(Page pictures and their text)
▼▼▼
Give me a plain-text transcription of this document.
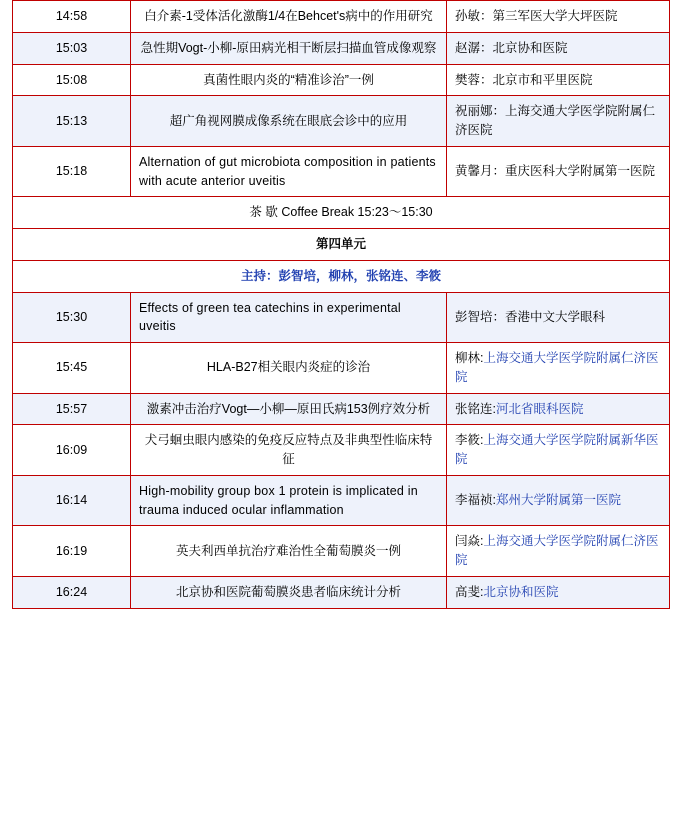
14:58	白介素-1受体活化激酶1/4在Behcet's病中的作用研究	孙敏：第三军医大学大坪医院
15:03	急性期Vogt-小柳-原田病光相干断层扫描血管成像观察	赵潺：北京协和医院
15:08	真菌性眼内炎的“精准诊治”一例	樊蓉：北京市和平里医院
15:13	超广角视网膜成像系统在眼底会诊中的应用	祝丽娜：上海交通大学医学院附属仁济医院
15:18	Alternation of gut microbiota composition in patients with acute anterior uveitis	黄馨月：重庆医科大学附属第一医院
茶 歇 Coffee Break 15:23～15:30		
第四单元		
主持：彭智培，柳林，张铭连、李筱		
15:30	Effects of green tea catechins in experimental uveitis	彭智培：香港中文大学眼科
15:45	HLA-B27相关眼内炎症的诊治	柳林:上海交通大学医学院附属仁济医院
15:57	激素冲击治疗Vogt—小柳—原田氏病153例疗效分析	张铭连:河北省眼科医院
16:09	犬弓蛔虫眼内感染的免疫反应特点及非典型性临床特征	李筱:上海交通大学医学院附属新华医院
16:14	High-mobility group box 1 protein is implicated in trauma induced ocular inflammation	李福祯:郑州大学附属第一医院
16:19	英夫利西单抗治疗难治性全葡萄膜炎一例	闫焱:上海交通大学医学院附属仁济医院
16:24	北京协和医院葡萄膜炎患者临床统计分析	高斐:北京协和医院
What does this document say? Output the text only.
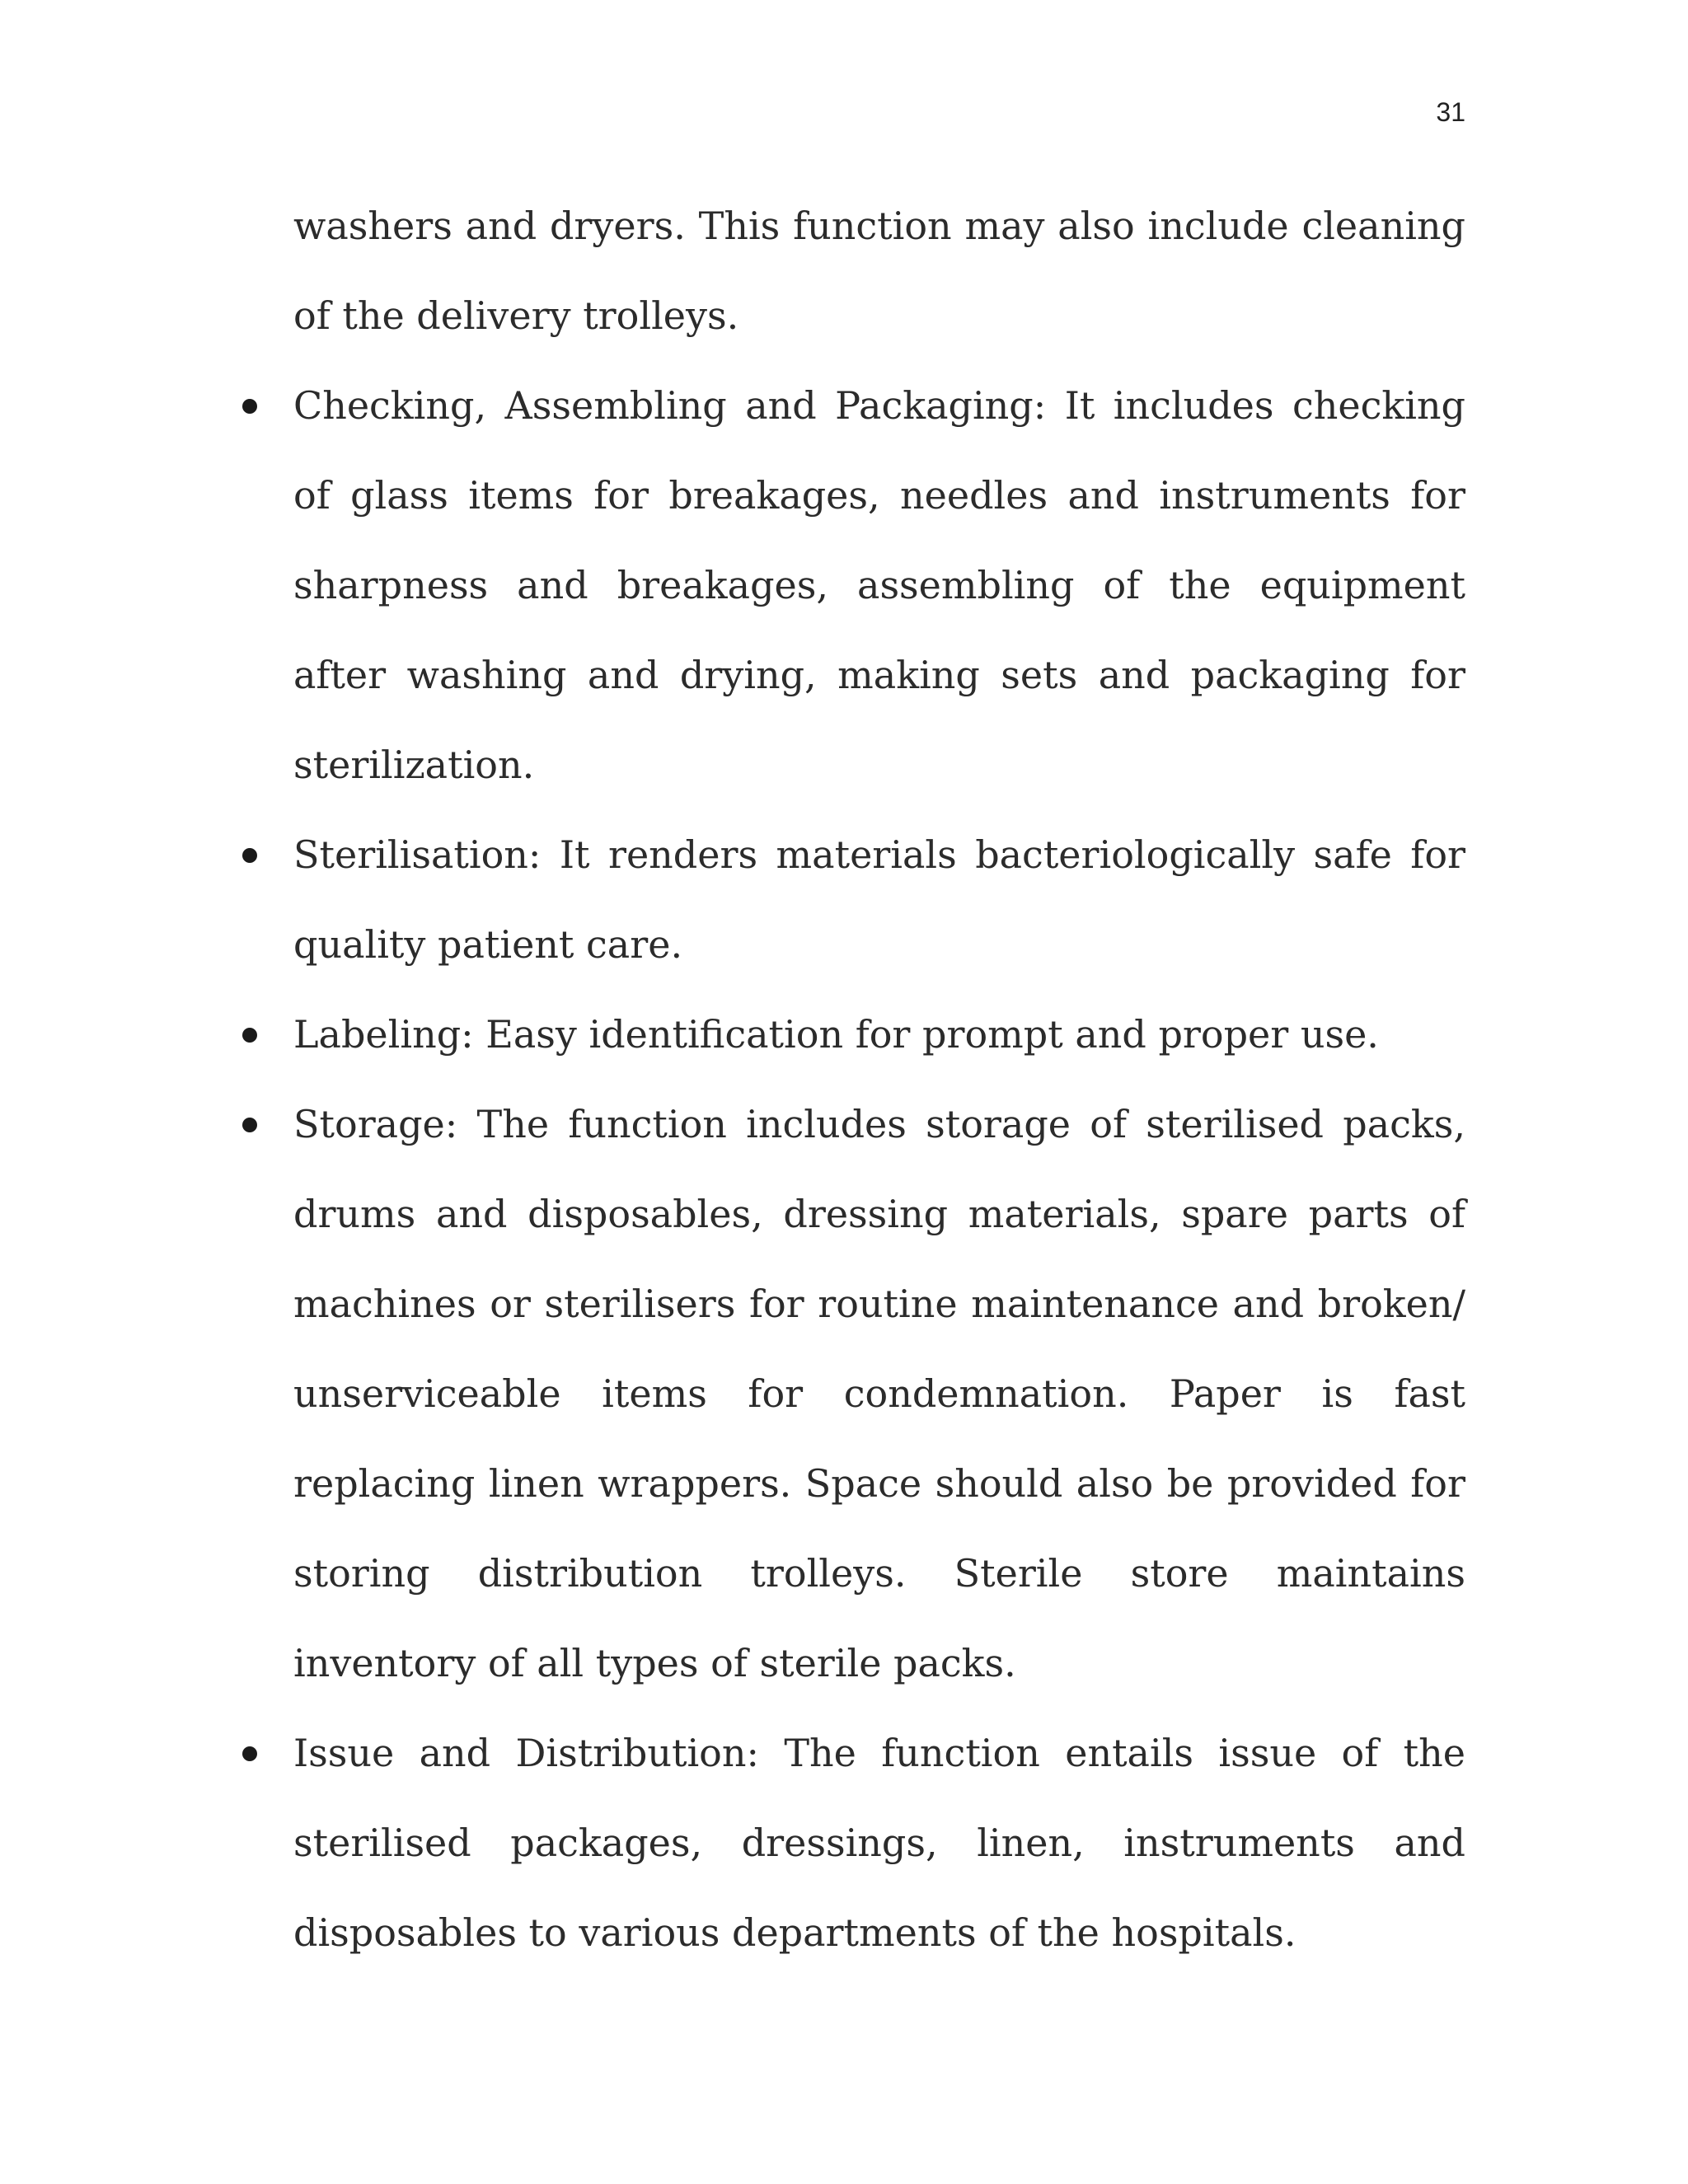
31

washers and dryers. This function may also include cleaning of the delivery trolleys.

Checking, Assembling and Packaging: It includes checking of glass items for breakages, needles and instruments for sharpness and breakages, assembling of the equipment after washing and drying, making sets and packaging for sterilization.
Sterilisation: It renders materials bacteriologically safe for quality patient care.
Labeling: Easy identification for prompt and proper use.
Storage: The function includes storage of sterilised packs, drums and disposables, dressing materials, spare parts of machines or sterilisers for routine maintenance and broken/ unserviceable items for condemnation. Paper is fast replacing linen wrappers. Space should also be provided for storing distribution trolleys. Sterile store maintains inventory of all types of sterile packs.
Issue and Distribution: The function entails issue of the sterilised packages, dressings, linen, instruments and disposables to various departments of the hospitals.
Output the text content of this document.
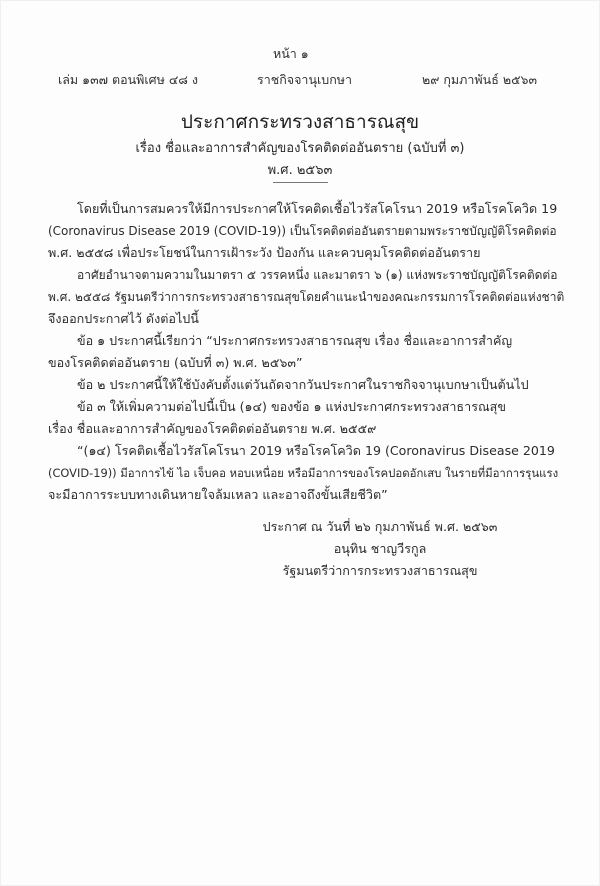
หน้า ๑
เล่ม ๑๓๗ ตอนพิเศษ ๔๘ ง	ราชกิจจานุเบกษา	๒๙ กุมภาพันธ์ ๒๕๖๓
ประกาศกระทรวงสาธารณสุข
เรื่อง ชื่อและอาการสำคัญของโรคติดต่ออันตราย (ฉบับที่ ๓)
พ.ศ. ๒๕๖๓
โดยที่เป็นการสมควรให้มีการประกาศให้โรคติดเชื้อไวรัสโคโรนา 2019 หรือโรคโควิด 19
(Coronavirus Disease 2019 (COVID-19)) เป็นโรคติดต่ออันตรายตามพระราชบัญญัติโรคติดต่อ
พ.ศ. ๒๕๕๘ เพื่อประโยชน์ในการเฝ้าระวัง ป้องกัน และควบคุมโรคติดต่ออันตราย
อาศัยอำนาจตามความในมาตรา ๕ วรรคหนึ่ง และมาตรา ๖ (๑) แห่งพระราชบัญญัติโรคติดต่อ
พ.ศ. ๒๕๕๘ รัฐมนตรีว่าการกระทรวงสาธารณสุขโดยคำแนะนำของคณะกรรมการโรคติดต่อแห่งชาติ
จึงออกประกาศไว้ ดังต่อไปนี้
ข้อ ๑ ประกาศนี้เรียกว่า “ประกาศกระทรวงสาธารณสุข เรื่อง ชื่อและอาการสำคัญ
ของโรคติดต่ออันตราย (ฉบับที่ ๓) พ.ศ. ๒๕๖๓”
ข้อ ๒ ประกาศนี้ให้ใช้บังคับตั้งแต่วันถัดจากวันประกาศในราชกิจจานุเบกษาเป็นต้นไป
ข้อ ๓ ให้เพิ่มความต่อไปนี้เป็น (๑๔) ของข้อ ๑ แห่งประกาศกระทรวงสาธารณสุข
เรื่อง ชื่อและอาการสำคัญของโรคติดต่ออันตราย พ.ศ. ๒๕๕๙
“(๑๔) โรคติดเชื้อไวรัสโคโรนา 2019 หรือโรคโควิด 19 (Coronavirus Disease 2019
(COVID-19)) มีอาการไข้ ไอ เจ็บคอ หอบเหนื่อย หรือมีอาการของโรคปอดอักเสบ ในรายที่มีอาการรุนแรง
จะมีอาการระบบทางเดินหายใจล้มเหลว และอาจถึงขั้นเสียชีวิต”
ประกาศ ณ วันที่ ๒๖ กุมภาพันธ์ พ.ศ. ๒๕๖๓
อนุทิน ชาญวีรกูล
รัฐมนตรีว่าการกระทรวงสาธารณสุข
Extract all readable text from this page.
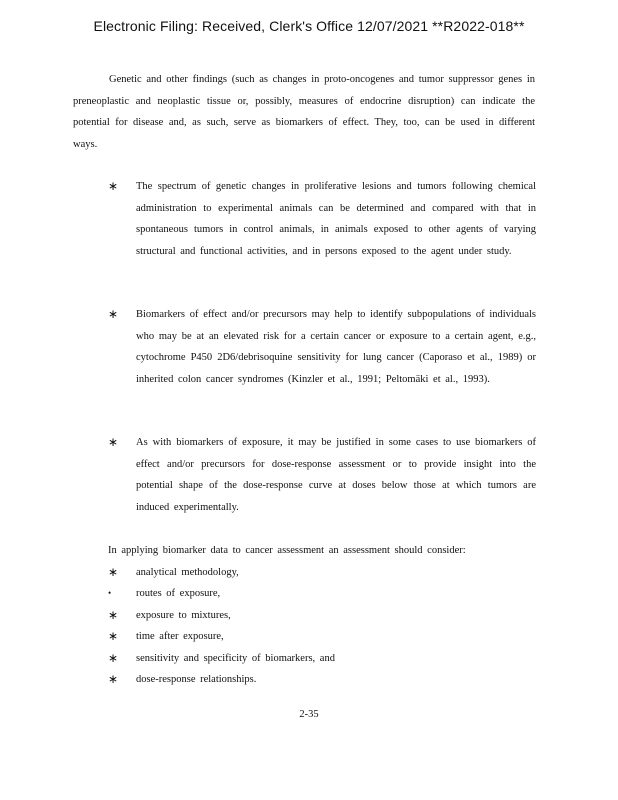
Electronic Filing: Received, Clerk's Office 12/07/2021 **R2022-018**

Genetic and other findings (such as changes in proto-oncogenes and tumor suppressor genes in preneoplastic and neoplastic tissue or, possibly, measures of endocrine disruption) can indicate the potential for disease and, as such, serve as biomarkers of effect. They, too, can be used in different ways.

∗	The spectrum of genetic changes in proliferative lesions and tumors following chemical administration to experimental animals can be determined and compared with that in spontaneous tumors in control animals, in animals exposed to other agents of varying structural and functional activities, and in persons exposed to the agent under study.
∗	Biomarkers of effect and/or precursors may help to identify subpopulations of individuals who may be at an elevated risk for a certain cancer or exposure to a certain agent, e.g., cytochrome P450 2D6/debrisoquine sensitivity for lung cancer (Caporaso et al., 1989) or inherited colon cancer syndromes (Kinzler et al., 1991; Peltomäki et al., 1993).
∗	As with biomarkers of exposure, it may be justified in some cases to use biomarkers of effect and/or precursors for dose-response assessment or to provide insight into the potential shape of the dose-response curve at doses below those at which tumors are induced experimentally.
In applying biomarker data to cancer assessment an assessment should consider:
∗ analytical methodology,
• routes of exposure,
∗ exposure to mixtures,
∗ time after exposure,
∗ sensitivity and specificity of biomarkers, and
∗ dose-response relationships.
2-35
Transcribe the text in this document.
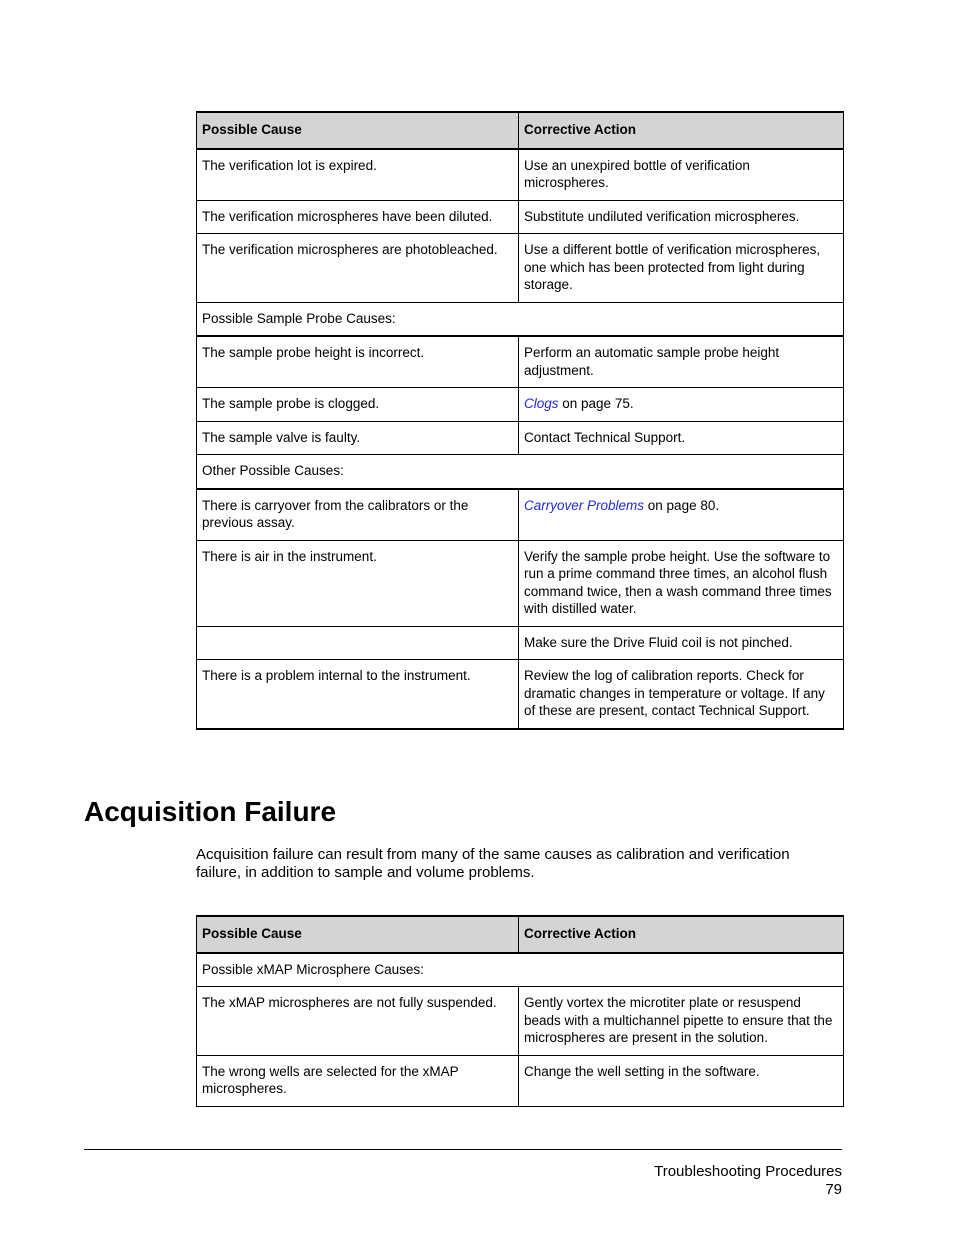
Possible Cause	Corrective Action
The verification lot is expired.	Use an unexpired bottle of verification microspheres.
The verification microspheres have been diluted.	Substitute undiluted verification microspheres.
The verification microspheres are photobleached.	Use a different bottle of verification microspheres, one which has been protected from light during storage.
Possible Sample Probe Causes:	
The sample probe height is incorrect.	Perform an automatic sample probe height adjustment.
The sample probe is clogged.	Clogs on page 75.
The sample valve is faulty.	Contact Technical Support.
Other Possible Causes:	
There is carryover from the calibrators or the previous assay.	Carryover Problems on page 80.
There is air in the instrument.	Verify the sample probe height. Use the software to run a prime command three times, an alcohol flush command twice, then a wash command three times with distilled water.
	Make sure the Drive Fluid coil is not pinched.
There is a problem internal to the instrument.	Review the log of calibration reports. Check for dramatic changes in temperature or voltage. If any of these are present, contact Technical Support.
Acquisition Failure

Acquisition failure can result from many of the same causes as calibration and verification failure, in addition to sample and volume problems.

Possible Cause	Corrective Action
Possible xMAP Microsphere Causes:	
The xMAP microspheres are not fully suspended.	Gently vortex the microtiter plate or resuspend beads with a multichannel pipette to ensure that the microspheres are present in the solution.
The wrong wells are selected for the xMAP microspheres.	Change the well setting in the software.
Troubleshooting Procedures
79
▲▲▲
# Directions
Taking every line of the records above into account, tally those that contain "response" and give only the total.

# Exercise output
2